● **WHAT IS REQUIRED**
Omit every picture, then give all the entries again exactly.

• • •

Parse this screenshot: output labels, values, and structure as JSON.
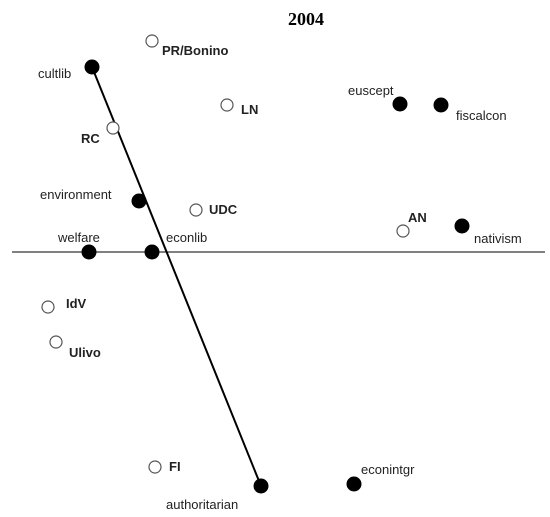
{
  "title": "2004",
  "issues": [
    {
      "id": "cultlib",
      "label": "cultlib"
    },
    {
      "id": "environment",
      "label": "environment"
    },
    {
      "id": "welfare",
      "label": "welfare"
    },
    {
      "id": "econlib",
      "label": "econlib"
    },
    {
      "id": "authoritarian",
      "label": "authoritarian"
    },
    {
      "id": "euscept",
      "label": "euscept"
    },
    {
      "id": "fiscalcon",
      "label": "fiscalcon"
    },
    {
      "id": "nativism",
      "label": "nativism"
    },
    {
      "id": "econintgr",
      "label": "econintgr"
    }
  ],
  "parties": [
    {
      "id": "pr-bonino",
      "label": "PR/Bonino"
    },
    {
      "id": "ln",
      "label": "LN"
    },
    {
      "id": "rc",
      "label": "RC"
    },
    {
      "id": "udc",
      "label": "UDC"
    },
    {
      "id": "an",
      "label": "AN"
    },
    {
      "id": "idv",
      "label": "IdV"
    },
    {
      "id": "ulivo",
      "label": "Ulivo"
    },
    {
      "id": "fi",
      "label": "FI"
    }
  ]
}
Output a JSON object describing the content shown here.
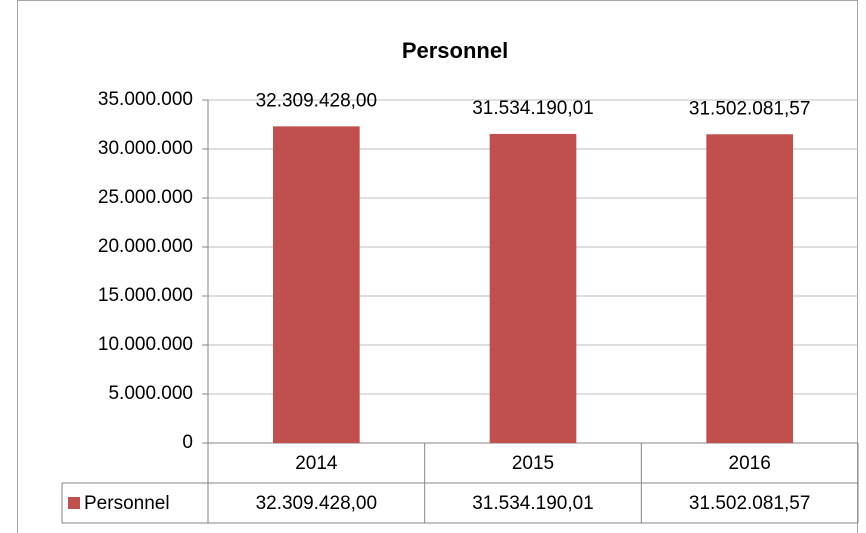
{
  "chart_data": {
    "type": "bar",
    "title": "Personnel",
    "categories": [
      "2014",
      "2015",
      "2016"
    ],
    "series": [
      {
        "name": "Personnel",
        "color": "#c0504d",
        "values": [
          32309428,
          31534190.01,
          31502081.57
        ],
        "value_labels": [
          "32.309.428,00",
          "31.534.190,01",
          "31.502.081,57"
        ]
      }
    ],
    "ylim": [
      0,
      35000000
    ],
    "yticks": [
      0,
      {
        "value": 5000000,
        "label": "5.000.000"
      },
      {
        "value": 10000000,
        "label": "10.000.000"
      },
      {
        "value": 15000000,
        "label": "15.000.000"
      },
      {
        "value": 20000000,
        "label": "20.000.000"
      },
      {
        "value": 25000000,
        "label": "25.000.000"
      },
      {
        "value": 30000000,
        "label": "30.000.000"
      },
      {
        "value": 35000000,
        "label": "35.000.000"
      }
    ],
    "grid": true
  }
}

• • •

● **ANSWER TO THIS EXERCISE**
Parse this screenshot: output labels, values, and structure as JSON.
{
  "title": "2004",
  "issues": [
    {
      "id": "cultlib",
      "label": "cultlib"
    },
    {
      "id": "environment",
      "label": "environment"
    },
    {
      "id": "welfare",
      "label": "welfare"
    },
    {
      "id": "econlib",
      "label": "econlib"
    },
    {
      "id": "authoritarian",
      "label": "authoritarian"
    },
    {
      "id": "euscept",
      "label": "euscept"
    },
    {
      "id": "fiscalcon",
      "label": "fiscalcon"
    },
    {
      "id": "nativism",
      "label": "nativism"
    },
    {
      "id": "econintgr",
      "label": "econintgr"
    }
  ],
  "parties": [
    {
      "id": "pr-bonino",
      "label": "PR/Bonino"
    },
    {
      "id": "ln",
      "label": "LN"
    },
    {
      "id": "rc",
      "label": "RC"
    },
    {
      "id": "udc",
      "label": "UDC"
    },
    {
      "id": "an",
      "label": "AN"
    },
    {
      "id": "idv",
      "label": "IdV"
    },
    {
      "id": "ulivo",
      "label": "Ulivo"
    },
    {
      "id": "fi",
      "label": "FI"
    }
  ]
}
Output a JSON object describing the content shown here.
{
  "chart_data": {
    "type": "bar",
    "title": "Personnel",
    "categories": [
      "2014",
      "2015",
      "2016"
    ],
    "series": [
      {
        "name": "Personnel",
        "color": "#c0504d",
        "values": [
          32309428,
          31534190.01,
          31502081.57
        ],
        "value_labels": [
          "32.309.428,00",
          "31.534.190,01",
          "31.502.081,57"
        ]
      }
    ],
    "ylim": [
      0,
      35000000
    ],
    "yticks": [
      0,
      {
        "value": 5000000,
        "label": "5.000.000"
      },
      {
        "value": 10000000,
        "label": "10.000.000"
      },
      {
        "value": 15000000,
        "label": "15.000.000"
      },
      {
        "value": 20000000,
        "label": "20.000.000"
      },
      {
        "value": 25000000,
        "label": "25.000.000"
      },
      {
        "value": 30000000,
        "label": "30.000.000"
      },
      {
        "value": 35000000,
        "label": "35.000.000"
      }
    ],
    "grid": true
  }
}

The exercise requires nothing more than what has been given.